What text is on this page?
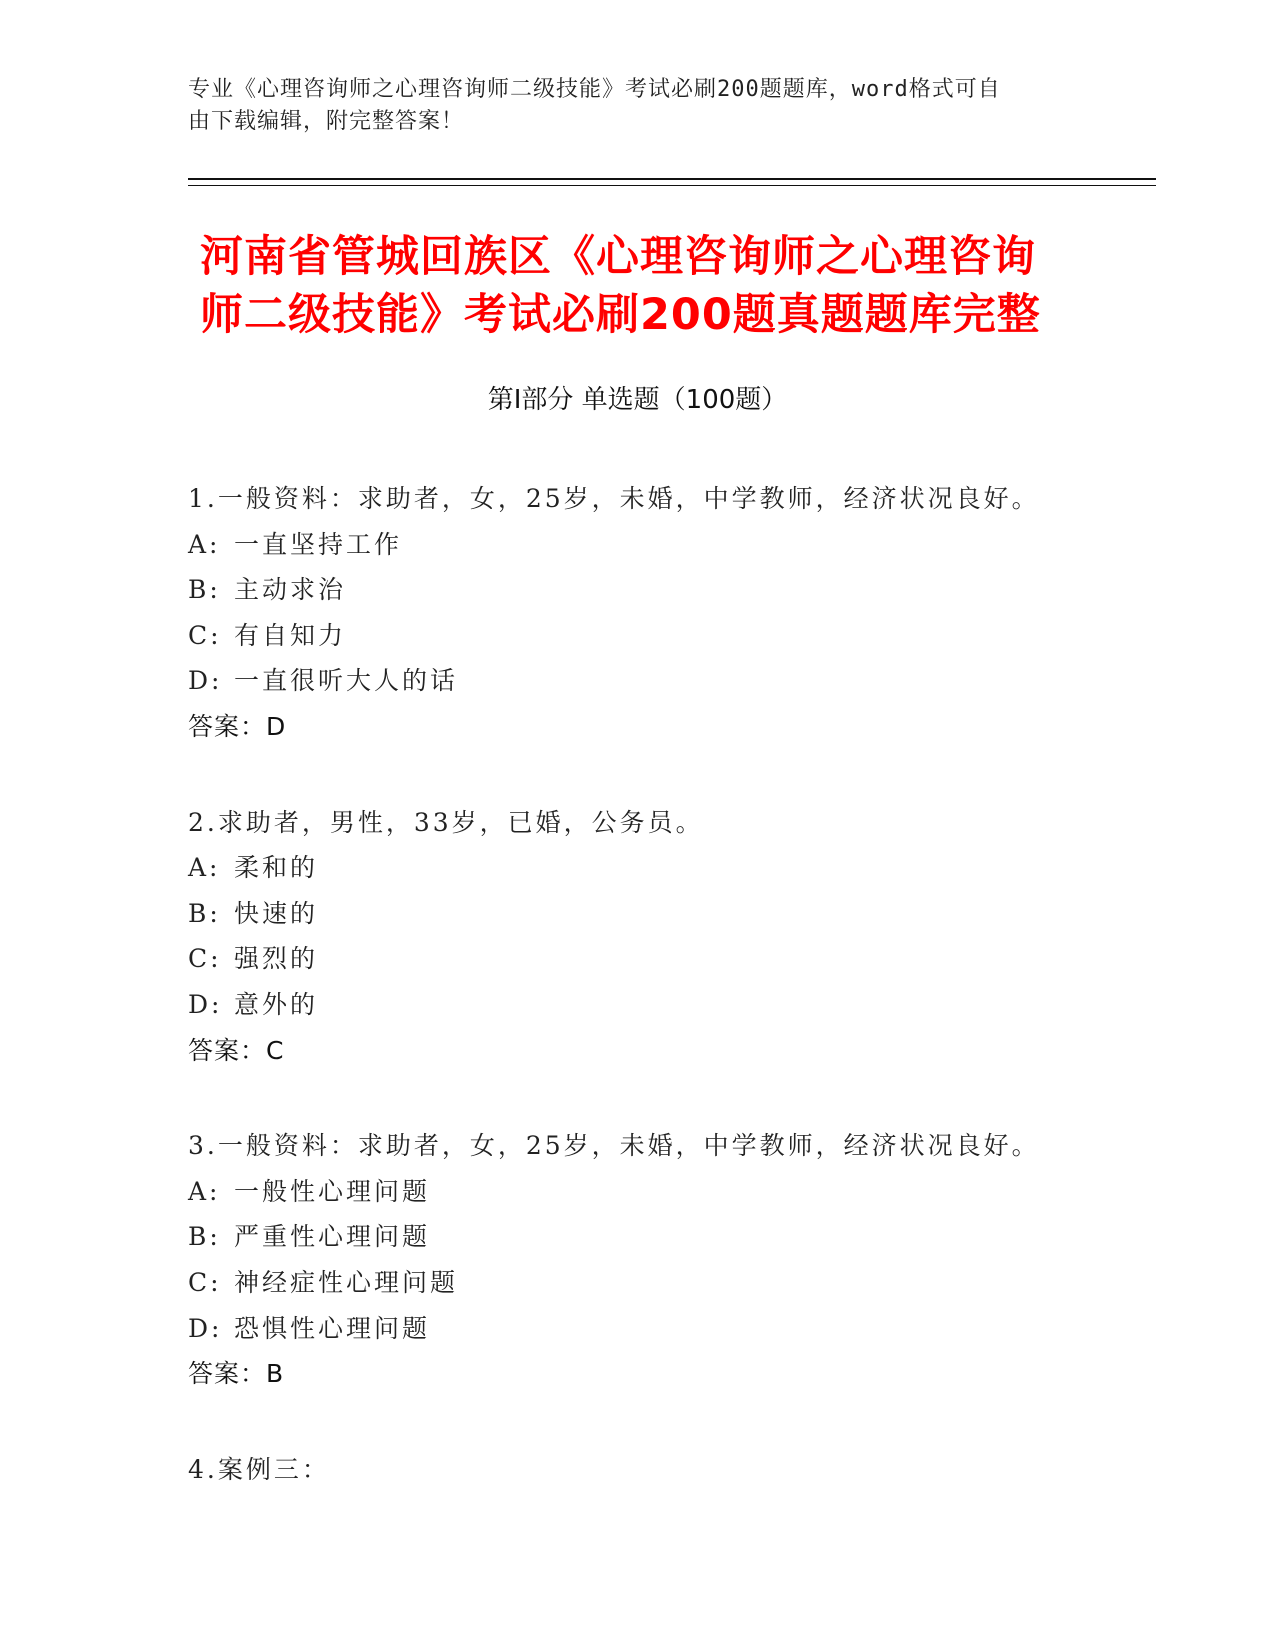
专业《心理咨询师之心理咨询师二级技能》考试必刷200题题库，word格式可自
由下载编辑，附完整答案！
河南省管城回族区《心理咨询师之心理咨询
师二级技能》考试必刷200题真题题库完整
第Ⅰ部分 单选题（100题）
1.一般资料：求助者，女，25岁，未婚，中学教师，经济状况良好。
A: 一直坚持工作
B: 主动求治
C: 有自知力
D: 一直很听大人的话
答案：D
2.求助者，男性，33岁，已婚，公务员。
A: 柔和的
B: 快速的
C: 强烈的
D: 意外的
答案：C
3.一般资料：求助者，女，25岁，未婚，中学教师，经济状况良好。
A: 一般性心理问题
B: 严重性心理问题
C: 神经症性心理问题
D: 恐惧性心理问题
答案：B
4.案例三：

● ● ● ●

▶ _Task to complete_: Make an exact copy of the data above, pictures excluded.

▶ _The answer_:
What text is on this page?
专业《心理咨询师之心理咨询师二级技能》考试必刷200题题库，word格式可自
由下载编辑，附完整答案！
河南省管城回族区《心理咨询师之心理咨询
师二级技能》考试必刷200题真题题库完整
第Ⅰ部分 单选题（100题）
1.一般资料：求助者，女，25岁，未婚，中学教师，经济状况良好。
A: 一直坚持工作
B: 主动求治
C: 有自知力
D: 一直很听大人的话
答案：D
2.求助者，男性，33岁，已婚，公务员。
A: 柔和的
B: 快速的
C: 强烈的
D: 意外的
答案：C
3.一般资料：求助者，女，25岁，未婚，中学教师，经济状况良好。
A: 一般性心理问题
B: 严重性心理问题
C: 神经症性心理问题
D: 恐惧性心理问题
答案：B
4.案例三：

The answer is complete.